* Task: Take the entries below and print all of them exactly, please.

═════ Dataset records

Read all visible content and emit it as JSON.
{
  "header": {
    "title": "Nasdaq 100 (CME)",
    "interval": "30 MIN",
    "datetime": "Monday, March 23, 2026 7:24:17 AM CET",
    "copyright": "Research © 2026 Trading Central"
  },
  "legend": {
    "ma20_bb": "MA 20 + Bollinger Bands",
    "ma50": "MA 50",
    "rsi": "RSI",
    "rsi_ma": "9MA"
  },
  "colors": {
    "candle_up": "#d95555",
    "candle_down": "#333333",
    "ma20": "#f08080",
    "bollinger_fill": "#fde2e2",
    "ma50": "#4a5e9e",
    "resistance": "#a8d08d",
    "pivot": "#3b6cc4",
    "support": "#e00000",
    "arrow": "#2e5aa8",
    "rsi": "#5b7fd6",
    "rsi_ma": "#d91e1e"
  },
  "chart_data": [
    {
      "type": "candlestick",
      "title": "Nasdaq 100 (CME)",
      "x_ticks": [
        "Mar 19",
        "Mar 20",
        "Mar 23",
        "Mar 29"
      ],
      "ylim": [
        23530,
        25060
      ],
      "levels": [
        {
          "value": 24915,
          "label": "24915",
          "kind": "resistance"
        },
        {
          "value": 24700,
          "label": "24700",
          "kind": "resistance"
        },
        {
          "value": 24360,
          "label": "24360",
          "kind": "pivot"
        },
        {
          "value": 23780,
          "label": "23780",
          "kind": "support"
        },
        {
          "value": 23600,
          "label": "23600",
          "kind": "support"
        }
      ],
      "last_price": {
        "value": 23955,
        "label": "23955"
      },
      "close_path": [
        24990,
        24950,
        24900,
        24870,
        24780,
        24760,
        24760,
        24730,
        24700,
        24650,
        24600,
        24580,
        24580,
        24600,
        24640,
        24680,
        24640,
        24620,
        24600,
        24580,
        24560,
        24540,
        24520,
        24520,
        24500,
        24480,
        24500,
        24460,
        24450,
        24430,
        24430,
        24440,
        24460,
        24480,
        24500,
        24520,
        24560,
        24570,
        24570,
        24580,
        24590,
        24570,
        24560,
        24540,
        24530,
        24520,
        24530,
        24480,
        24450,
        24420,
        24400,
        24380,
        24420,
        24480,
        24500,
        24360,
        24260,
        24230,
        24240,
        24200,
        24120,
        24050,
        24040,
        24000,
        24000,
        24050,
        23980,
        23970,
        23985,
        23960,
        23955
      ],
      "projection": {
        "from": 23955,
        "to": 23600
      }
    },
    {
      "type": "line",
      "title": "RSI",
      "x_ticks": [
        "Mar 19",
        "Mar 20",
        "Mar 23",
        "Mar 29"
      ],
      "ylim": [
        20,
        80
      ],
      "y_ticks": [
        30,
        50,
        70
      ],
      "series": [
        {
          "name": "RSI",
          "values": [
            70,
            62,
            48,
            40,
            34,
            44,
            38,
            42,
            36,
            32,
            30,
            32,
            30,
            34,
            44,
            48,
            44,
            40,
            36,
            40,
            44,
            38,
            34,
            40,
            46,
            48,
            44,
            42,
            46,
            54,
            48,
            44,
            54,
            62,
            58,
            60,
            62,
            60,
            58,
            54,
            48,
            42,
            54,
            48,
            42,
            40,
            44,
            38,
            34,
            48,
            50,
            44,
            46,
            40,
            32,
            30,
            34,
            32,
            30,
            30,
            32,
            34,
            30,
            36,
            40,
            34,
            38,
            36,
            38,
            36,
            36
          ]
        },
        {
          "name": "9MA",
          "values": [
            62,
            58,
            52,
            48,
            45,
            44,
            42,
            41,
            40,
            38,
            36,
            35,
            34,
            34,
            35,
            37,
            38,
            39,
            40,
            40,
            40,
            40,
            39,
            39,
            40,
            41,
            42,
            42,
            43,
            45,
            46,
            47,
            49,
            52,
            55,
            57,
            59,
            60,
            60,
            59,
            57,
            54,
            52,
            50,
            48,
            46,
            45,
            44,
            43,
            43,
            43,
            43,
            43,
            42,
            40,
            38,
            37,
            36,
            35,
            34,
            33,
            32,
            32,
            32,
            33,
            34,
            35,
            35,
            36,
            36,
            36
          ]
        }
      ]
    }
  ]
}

══════════

* Exercise result:
Read all visible content and emit it as JSON.
{
  "header": {
    "title": "Nasdaq 100 (CME)",
    "interval": "30 MIN",
    "datetime": "Monday, March 23, 2026 7:24:17 AM CET",
    "copyright": "Research © 2026 Trading Central"
  },
  "legend": {
    "ma20_bb": "MA 20 + Bollinger Bands",
    "ma50": "MA 50",
    "rsi": "RSI",
    "rsi_ma": "9MA"
  },
  "colors": {
    "candle_up": "#d95555",
    "candle_down": "#333333",
    "ma20": "#f08080",
    "bollinger_fill": "#fde2e2",
    "ma50": "#4a5e9e",
    "resistance": "#a8d08d",
    "pivot": "#3b6cc4",
    "support": "#e00000",
    "arrow": "#2e5aa8",
    "rsi": "#5b7fd6",
    "rsi_ma": "#d91e1e"
  },
  "chart_data": [
    {
      "type": "candlestick",
      "title": "Nasdaq 100 (CME)",
      "x_ticks": [
        "Mar 19",
        "Mar 20",
        "Mar 23",
        "Mar 29"
      ],
      "ylim": [
        23530,
        25060
      ],
      "levels": [
        {
          "value": 24915,
          "label": "24915",
          "kind": "resistance"
        },
        {
          "value": 24700,
          "label": "24700",
          "kind": "resistance"
        },
        {
          "value": 24360,
          "label": "24360",
          "kind": "pivot"
        },
        {
          "value": 23780,
          "label": "23780",
          "kind": "support"
        },
        {
          "value": 23600,
          "label": "23600",
          "kind": "support"
        }
      ],
      "last_price": {
        "value": 23955,
        "label": "23955"
      },
      "close_path": [
        24990,
        24950,
        24900,
        24870,
        24780,
        24760,
        24760,
        24730,
        24700,
        24650,
        24600,
        24580,
        24580,
        24600,
        24640,
        24680,
        24640,
        24620,
        24600,
        24580,
        24560,
        24540,
        24520,
        24520,
        24500,
        24480,
        24500,
        24460,
        24450,
        24430,
        24430,
        24440,
        24460,
        24480,
        24500,
        24520,
        24560,
        24570,
        24570,
        24580,
        24590,
        24570,
        24560,
        24540,
        24530,
        24520,
        24530,
        24480,
        24450,
        24420,
        24400,
        24380,
        24420,
        24480,
        24500,
        24360,
        24260,
        24230,
        24240,
        24200,
        24120,
        24050,
        24040,
        24000,
        24000,
        24050,
        23980,
        23970,
        23985,
        23960,
        23955
      ],
      "projection": {
        "from": 23955,
        "to": 23600
      }
    },
    {
      "type": "line",
      "title": "RSI",
      "x_ticks": [
        "Mar 19",
        "Mar 20",
        "Mar 23",
        "Mar 29"
      ],
      "ylim": [
        20,
        80
      ],
      "y_ticks": [
        30,
        50,
        70
      ],
      "series": [
        {
          "name": "RSI",
          "values": [
            70,
            62,
            48,
            40,
            34,
            44,
            38,
            42,
            36,
            32,
            30,
            32,
            30,
            34,
            44,
            48,
            44,
            40,
            36,
            40,
            44,
            38,
            34,
            40,
            46,
            48,
            44,
            42,
            46,
            54,
            48,
            44,
            54,
            62,
            58,
            60,
            62,
            60,
            58,
            54,
            48,
            42,
            54,
            48,
            42,
            40,
            44,
            38,
            34,
            48,
            50,
            44,
            46,
            40,
            32,
            30,
            34,
            32,
            30,
            30,
            32,
            34,
            30,
            36,
            40,
            34,
            38,
            36,
            38,
            36,
            36
          ]
        },
        {
          "name": "9MA",
          "values": [
            62,
            58,
            52,
            48,
            45,
            44,
            42,
            41,
            40,
            38,
            36,
            35,
            34,
            34,
            35,
            37,
            38,
            39,
            40,
            40,
            40,
            40,
            39,
            39,
            40,
            41,
            42,
            42,
            43,
            45,
            46,
            47,
            49,
            52,
            55,
            57,
            59,
            60,
            60,
            59,
            57,
            54,
            52,
            50,
            48,
            46,
            45,
            44,
            43,
            43,
            43,
            43,
            43,
            42,
            40,
            38,
            37,
            36,
            35,
            34,
            33,
            32,
            32,
            32,
            33,
            34,
            35,
            35,
            36,
            36,
            36
          ]
        }
      ]
    }
  ]
}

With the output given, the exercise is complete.